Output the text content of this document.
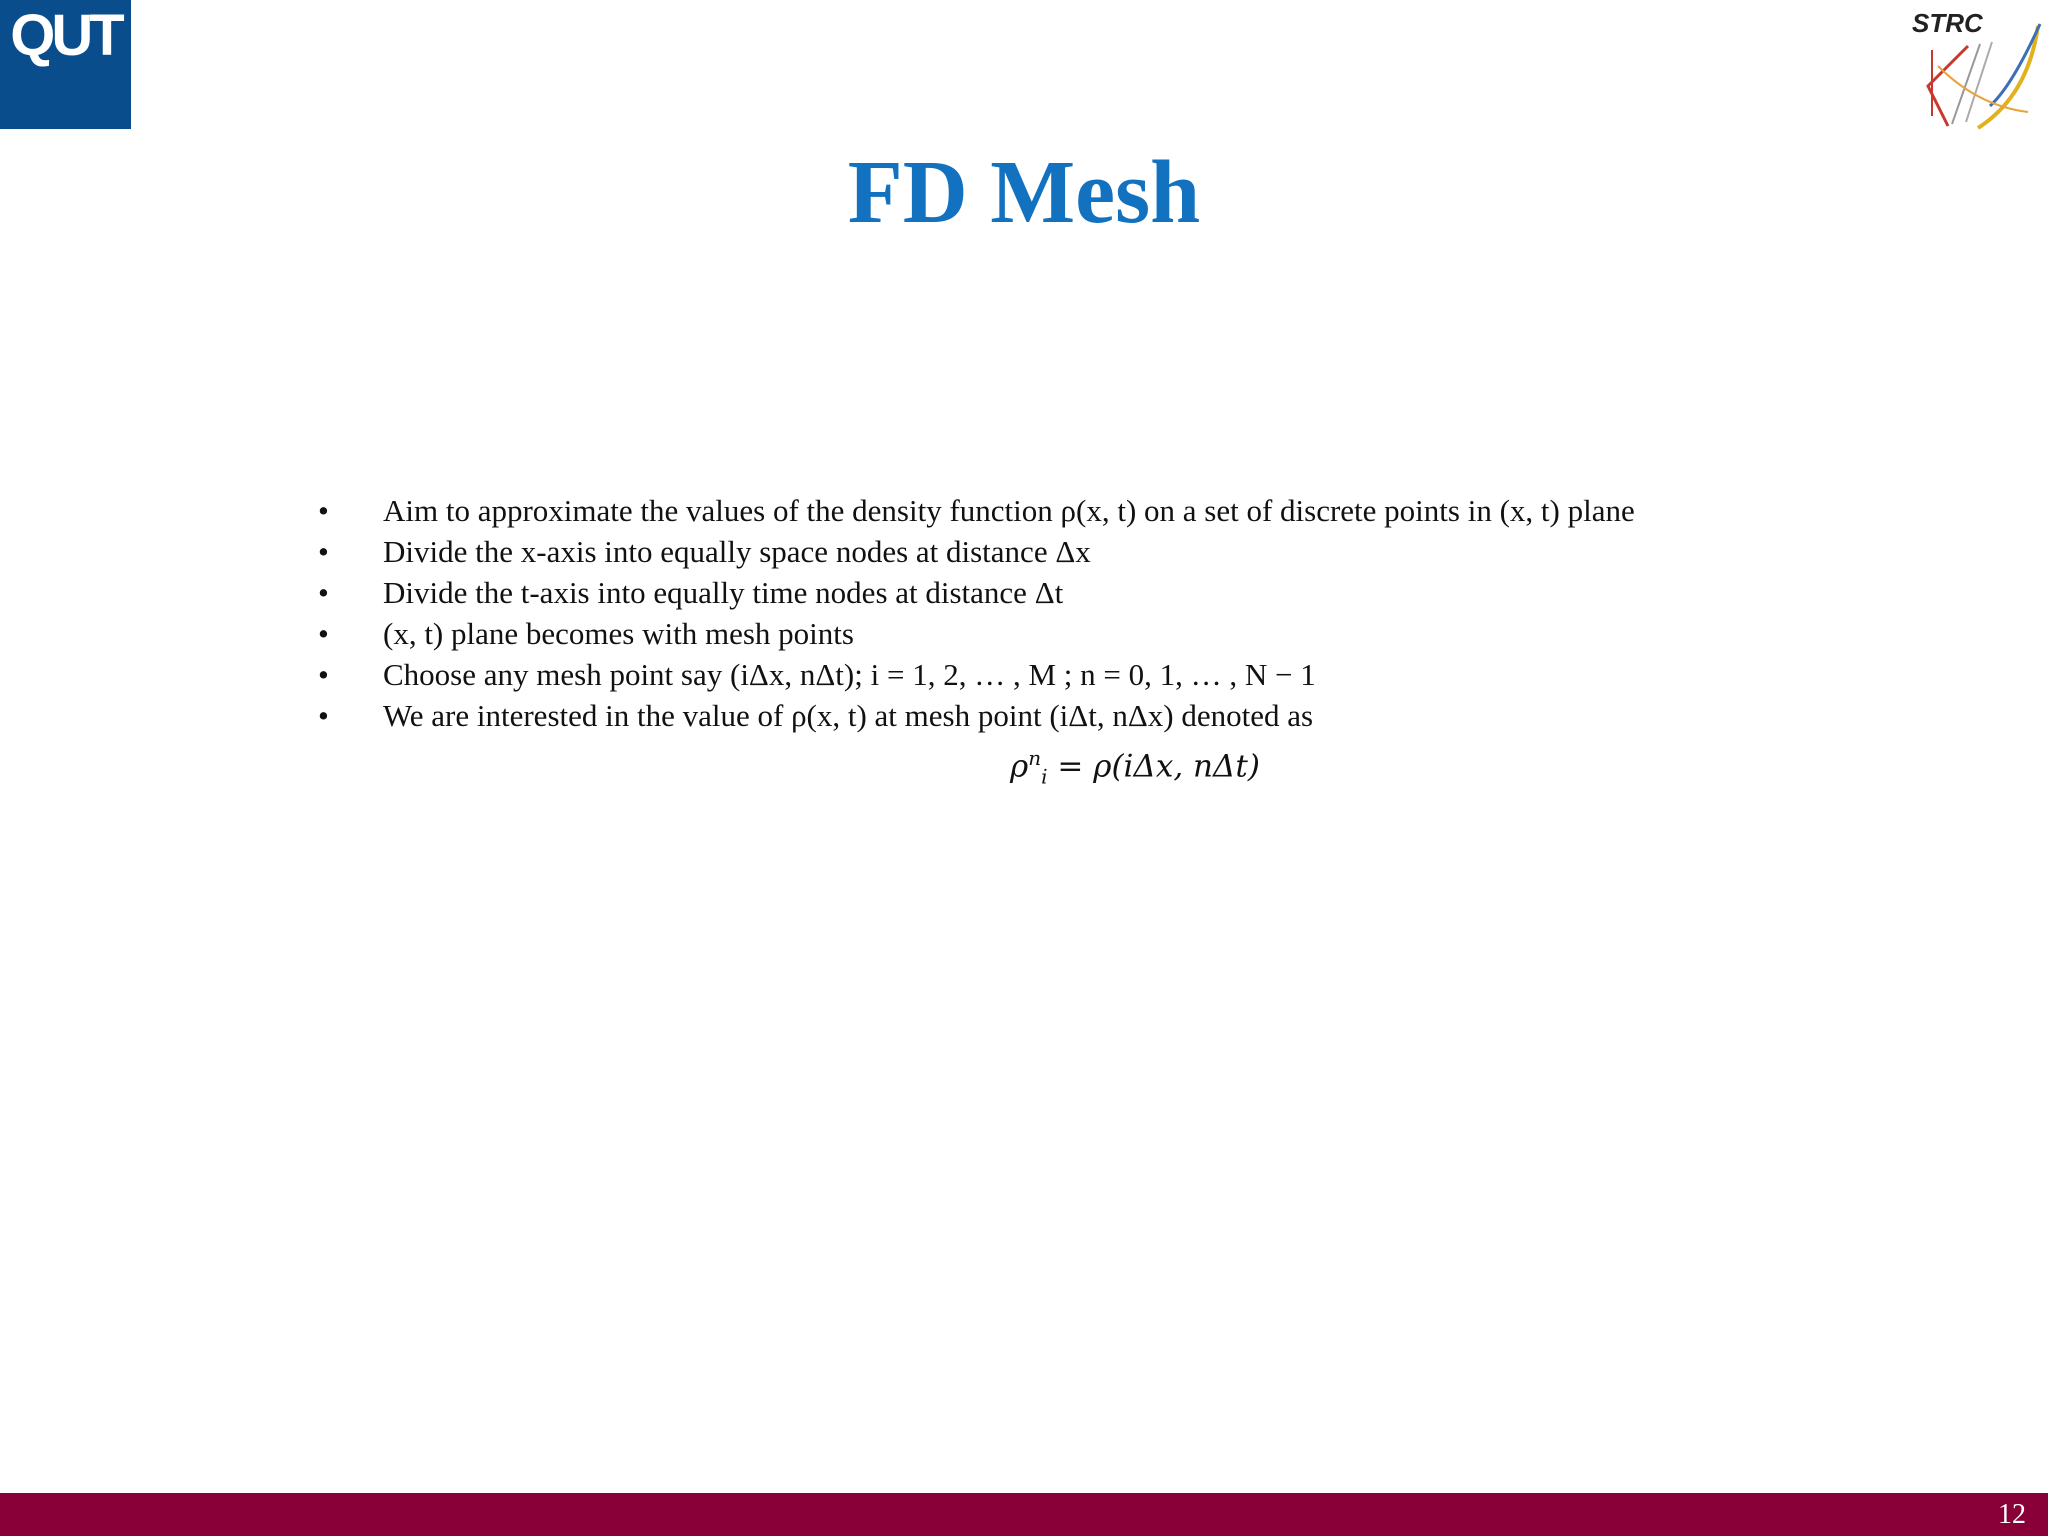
QUT	STRC
FD Mesh
•	Aim to approximate the values of the density function ρ(x, t) on a set of discrete points in (x, t) plane
•	Divide the x-axis into equally space nodes at distance Δx
•	Divide the t-axis into equally time nodes at distance Δt
•	(x, t) plane becomes with mesh points
•	Choose any mesh point say (iΔx, nΔt); i = 1, 2, … , M ; n = 0, 1, … , N − 1
•	We are interested in the value of ρ(x, t) at mesh point (iΔt, nΔx) denoted as
$\rho^n_i = \rho(i\Delta x$, nΔt)
12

☆ ☆ ☆ ☆

▸ **Task description**
Output the material word for word, omitting its pictures.

▸ **Finished exercise**
Output the text content of this document.
QUT	STRC
FD Mesh
•	Aim to approximate the values of the density function ρ(x, t) on a set of discrete points in (x, t) plane
•	Divide the x-axis into equally space nodes at distance Δx
•	Divide the t-axis into equally time nodes at distance Δt
•	(x, t) plane becomes with mesh points
•	Choose any mesh point say (iΔx, nΔt); i = 1, 2, … , M ; n = 0, 1, … , N − 1
•	We are interested in the value of ρ(x, t) at mesh point (iΔt, nΔx) denoted as
$\rho^n_i = \rho(i\Delta x$, nΔt)
12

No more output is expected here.